Enregistrements des zones de mise en page:
··········
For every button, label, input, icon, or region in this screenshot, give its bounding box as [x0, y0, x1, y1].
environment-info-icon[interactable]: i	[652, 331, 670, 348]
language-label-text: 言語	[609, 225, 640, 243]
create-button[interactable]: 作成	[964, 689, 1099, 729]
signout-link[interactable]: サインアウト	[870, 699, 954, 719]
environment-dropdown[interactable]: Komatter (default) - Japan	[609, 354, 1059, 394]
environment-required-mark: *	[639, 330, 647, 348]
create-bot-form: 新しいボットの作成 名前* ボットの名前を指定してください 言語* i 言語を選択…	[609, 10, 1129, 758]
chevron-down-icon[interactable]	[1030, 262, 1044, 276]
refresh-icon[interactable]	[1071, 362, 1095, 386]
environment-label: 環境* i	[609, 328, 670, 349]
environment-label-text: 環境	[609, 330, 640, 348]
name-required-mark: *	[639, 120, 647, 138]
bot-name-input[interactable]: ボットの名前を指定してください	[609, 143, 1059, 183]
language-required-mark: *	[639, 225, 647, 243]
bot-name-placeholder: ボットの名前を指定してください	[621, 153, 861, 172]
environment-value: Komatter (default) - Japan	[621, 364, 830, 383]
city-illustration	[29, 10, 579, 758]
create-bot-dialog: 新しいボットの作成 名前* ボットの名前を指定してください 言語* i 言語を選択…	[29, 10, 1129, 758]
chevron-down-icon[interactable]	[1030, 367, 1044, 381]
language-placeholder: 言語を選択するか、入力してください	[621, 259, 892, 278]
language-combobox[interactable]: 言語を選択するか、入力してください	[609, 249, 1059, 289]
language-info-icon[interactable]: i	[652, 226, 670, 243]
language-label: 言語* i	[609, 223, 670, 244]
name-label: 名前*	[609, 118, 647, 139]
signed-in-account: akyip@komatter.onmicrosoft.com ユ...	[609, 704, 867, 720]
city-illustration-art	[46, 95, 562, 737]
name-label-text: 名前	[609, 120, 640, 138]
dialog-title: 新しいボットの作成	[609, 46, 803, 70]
··········
- _À PRODUIRE_
Mettez toutes les entrées ci-dessus sous forme de tableau Markdown à deux colonnes : « Numéro » pour le rang de chaque ligne et « Texte » pour la ligne elle-même, en omettant les lignes vides.

- _RÉPONSE COMPLÈTE_
| Numéro | Texte |
|---|---|
| 1 | For every button, label, input, icon, or region in this screenshot, give its bounding box as [x0, y0, x1, y1]. |
| 2 | environment-info-icon[interactable]: i	[652, 331, 670, 348] |
| 3 | language-label-text: 言語	[609, 225, 640, 243] |
| 4 | create-button[interactable]: 作成	[964, 689, 1099, 729] |
| 5 | signout-link[interactable]: サインアウト	[870, 699, 954, 719] |
| 6 | environment-dropdown[interactable]: Komatter (default) - Japan	[609, 354, 1059, 394] |
| 7 | environment-required-mark: *	[639, 330, 647, 348] |
| 8 | create-bot-form: 新しいボットの作成 名前* ボットの名前を指定してください 言語* i 言語を選択…	[609, 10, 1129, 758] |
| 9 | chevron-down-icon[interactable]	[1030, 262, 1044, 276] |
| 10 | refresh-icon[interactable]	[1071, 362, 1095, 386] |
| 11 | environment-label: 環境* i	[609, 328, 670, 349] |
| 12 | environment-label-text: 環境	[609, 330, 640, 348] |
| 13 | name-required-mark: *	[639, 120, 647, 138] |
| 14 | bot-name-input[interactable]: ボットの名前を指定してください	[609, 143, 1059, 183] |
| 15 | language-required-mark: *	[639, 225, 647, 243] |
| 16 | bot-name-placeholder: ボットの名前を指定してください	[621, 153, 861, 172] |
| 17 | environment-value: Komatter (default) - Japan	[621, 364, 830, 383] |
| 18 | city-illustration	[29, 10, 579, 758] |
| 19 | create-bot-dialog: 新しいボットの作成 名前* ボットの名前を指定してください 言語* i 言語を選択…	[29, 10, 1129, 758] |
| 20 | chevron-down-icon[interactable]	[1030, 367, 1044, 381] |
| 21 | language-placeholder: 言語を選択するか、入力してください	[621, 259, 892, 278] |
| 22 | language-combobox[interactable]: 言語を選択するか、入力してください	[609, 249, 1059, 289] |
| 23 | language-info-icon[interactable]: i	[652, 226, 670, 243] |
| 24 | language-label: 言語* i	[609, 223, 670, 244] |
| 25 | name-label: 名前*	[609, 118, 647, 139] |
| 26 | signed-in-account: akyip@komatter.onmicrosoft.com ユ...	[609, 704, 867, 720] |
| 27 | city-illustration-art	[46, 95, 562, 737] |
| 28 | name-label-text: 名前	[609, 120, 640, 138] |
| 29 | dialog-title: 新しいボットの作成	[609, 46, 803, 70] |